WHAT YOU SHOULD DO:
Among the entries below, count the lines that contain the word "Alpha". Write down only the total.

##########

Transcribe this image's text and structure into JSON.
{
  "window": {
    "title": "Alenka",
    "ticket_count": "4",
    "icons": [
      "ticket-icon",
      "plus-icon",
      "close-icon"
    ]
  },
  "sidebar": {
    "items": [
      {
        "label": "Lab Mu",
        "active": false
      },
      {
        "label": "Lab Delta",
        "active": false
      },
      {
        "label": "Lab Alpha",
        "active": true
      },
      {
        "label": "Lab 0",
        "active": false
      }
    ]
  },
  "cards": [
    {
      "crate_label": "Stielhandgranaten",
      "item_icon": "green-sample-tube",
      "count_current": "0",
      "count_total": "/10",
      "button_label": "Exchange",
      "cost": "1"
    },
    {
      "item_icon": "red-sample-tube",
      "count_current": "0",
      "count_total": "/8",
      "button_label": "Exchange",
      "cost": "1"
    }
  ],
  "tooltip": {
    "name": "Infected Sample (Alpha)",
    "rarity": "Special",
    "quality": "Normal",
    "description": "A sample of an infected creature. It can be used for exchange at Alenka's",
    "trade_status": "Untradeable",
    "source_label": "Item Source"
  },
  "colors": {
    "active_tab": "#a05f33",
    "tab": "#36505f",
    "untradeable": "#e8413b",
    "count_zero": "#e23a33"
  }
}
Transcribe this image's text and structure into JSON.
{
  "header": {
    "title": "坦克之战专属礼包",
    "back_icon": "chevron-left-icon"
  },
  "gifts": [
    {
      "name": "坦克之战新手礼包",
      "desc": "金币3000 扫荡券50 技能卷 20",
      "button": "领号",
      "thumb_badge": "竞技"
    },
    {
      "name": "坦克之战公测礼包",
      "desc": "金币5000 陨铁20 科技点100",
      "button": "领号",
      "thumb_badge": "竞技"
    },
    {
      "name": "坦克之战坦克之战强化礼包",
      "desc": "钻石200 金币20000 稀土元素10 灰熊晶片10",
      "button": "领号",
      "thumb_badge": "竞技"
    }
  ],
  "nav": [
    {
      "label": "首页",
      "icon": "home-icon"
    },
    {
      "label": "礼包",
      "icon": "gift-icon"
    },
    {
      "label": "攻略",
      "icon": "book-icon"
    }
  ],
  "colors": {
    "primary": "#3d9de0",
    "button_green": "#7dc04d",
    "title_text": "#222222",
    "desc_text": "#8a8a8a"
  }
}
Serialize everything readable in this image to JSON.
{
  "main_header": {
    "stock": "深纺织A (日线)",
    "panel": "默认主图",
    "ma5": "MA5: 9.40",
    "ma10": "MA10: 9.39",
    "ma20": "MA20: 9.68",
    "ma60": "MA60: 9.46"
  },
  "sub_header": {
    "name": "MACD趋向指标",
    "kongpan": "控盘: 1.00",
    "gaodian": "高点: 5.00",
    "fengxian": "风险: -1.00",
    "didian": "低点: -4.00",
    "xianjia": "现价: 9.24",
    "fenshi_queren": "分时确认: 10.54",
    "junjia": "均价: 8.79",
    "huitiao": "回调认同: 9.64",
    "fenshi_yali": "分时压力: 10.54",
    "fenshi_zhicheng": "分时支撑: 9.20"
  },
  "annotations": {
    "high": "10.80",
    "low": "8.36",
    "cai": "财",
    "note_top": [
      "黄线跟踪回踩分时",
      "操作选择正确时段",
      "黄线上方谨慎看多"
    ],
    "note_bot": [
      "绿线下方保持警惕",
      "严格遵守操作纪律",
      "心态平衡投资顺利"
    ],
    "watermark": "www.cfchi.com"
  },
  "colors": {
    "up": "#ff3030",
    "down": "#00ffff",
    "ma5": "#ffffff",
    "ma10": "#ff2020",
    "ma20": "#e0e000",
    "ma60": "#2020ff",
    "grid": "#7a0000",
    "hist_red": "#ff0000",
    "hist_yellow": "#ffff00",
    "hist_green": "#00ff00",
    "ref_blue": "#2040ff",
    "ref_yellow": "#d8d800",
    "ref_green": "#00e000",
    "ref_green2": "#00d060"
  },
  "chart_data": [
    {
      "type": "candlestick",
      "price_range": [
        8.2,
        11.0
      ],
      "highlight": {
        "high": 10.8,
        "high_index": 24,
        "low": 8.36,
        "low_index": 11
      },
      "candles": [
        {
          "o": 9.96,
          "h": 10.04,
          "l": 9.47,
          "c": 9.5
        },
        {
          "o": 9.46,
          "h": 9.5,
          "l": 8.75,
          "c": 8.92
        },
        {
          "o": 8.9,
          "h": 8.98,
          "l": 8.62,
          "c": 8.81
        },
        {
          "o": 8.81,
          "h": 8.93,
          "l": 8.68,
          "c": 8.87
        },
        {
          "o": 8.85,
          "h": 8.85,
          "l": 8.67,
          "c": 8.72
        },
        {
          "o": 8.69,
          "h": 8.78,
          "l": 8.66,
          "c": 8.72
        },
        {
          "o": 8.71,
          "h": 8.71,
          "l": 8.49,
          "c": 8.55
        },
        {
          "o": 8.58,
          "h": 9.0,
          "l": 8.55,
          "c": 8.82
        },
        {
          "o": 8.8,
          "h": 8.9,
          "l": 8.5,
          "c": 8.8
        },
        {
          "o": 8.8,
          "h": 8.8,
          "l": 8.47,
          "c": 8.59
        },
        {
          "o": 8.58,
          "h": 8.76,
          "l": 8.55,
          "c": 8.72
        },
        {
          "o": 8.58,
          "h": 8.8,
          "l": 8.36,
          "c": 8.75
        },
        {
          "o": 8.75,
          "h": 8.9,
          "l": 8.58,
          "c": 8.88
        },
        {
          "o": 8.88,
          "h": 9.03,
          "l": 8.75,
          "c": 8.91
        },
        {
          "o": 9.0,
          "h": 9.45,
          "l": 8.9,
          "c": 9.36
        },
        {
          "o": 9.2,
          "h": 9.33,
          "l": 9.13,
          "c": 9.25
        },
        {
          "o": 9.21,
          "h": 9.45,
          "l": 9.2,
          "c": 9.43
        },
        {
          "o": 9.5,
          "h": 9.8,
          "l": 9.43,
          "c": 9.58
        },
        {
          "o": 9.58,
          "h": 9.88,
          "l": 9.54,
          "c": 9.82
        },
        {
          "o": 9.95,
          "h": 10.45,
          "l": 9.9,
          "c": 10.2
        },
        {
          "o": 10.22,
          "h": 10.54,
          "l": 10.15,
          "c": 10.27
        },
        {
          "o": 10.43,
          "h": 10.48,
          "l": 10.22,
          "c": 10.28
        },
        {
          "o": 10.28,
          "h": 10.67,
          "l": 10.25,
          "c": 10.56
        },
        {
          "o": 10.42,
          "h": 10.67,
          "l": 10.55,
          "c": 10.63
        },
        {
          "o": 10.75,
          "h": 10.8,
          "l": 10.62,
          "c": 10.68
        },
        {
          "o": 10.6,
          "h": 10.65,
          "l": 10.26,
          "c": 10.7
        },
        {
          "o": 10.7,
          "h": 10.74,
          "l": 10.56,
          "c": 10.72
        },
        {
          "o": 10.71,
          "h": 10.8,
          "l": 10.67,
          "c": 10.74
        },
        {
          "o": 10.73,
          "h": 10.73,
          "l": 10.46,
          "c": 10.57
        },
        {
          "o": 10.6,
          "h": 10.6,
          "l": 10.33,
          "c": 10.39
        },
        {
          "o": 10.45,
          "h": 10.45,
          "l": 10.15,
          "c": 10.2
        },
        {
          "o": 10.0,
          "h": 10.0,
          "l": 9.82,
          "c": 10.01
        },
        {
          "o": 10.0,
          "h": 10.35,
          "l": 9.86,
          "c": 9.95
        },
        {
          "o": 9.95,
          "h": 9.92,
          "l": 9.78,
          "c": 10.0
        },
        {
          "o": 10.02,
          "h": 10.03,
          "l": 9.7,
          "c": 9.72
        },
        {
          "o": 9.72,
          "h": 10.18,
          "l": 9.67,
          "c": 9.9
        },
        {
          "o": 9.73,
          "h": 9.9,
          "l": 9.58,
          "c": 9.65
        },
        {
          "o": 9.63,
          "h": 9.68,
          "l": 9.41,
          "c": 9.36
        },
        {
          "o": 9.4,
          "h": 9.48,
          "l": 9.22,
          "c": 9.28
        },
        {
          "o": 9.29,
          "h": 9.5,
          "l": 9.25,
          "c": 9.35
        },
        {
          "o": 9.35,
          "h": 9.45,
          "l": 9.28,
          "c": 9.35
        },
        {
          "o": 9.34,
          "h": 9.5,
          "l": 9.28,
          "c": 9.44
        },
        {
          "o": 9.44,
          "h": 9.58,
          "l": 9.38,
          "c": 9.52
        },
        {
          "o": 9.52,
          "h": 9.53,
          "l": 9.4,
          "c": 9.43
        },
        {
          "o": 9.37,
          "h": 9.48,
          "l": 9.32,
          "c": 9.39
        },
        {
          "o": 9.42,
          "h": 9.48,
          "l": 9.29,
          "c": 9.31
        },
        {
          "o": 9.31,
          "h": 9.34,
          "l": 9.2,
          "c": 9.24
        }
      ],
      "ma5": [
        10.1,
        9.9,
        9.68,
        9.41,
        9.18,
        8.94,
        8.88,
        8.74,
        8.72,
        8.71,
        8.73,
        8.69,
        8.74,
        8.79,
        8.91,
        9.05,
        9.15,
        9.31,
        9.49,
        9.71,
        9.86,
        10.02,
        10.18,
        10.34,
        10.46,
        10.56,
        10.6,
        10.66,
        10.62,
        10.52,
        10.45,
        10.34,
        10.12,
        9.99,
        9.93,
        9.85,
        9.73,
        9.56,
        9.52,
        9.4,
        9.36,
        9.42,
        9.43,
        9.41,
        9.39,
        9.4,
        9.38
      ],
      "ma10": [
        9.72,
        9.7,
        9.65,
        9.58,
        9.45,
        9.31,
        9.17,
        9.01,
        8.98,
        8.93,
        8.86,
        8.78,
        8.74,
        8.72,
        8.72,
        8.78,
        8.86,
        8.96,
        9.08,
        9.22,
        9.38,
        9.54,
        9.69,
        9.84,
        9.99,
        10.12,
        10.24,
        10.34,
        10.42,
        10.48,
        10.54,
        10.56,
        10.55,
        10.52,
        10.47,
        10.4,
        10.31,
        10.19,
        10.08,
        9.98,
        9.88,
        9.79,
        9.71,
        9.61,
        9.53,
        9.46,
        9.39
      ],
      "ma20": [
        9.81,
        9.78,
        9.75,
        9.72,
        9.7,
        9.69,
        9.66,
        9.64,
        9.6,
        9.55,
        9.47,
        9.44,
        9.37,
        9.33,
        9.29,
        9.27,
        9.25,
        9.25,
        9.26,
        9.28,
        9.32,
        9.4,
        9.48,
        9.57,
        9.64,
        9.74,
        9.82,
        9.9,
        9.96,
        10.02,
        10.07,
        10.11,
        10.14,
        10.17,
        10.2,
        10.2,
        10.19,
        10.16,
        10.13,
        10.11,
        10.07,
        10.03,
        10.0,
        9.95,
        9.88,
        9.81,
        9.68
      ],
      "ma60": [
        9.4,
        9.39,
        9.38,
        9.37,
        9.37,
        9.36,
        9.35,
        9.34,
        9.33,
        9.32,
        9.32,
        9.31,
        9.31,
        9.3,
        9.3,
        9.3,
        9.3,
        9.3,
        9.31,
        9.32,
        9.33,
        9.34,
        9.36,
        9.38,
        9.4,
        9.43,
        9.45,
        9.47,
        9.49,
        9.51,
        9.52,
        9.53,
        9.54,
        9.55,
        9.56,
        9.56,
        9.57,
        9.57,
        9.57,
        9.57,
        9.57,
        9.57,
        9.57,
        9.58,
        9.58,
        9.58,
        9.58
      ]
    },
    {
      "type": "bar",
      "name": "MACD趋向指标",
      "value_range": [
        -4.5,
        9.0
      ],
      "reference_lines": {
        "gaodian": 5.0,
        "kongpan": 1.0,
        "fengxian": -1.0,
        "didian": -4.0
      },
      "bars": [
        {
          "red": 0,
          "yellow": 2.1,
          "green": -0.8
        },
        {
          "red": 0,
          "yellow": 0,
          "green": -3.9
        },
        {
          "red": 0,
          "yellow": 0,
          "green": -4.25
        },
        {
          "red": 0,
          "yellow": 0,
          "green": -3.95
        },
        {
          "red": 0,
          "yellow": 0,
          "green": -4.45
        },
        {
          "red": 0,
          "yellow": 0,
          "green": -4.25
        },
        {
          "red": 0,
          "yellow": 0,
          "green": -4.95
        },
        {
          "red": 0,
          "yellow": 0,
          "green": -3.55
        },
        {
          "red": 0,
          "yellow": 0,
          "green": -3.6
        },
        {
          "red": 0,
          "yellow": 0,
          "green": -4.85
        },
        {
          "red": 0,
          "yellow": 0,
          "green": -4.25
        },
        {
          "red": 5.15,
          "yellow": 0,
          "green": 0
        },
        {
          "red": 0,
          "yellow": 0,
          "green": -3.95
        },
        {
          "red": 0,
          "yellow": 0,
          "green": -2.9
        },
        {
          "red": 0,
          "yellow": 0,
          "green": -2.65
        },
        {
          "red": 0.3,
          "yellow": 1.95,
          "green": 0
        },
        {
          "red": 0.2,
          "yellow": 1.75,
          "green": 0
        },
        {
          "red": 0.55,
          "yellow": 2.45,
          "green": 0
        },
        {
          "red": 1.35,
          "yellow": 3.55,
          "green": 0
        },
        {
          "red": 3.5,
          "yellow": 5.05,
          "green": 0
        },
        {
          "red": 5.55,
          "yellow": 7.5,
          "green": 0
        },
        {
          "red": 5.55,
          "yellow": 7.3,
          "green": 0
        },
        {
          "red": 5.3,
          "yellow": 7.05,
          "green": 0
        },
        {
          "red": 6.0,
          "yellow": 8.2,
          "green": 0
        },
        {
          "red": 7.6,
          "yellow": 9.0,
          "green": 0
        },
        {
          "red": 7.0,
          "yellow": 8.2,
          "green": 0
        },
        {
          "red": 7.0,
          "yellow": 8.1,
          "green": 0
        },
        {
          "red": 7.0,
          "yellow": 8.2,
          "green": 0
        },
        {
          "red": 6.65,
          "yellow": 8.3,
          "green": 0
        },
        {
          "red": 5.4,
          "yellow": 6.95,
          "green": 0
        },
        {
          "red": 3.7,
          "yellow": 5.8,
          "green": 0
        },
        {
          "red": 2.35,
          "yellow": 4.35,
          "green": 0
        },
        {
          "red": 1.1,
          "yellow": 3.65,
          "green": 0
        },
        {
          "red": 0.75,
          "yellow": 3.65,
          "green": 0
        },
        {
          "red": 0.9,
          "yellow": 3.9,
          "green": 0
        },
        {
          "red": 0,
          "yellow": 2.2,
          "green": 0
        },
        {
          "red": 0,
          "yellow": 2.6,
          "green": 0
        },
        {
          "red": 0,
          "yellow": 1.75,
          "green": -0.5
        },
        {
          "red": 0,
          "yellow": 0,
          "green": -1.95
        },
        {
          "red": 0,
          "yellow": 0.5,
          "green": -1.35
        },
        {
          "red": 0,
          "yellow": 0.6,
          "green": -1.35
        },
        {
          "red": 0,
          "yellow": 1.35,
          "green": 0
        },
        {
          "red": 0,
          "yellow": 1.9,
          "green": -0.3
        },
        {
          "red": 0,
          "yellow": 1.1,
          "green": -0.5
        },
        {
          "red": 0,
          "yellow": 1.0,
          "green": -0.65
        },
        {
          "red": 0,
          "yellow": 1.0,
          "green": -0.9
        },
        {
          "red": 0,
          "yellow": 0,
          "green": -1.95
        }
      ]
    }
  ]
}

##########

SOLVED PROBLEM:
2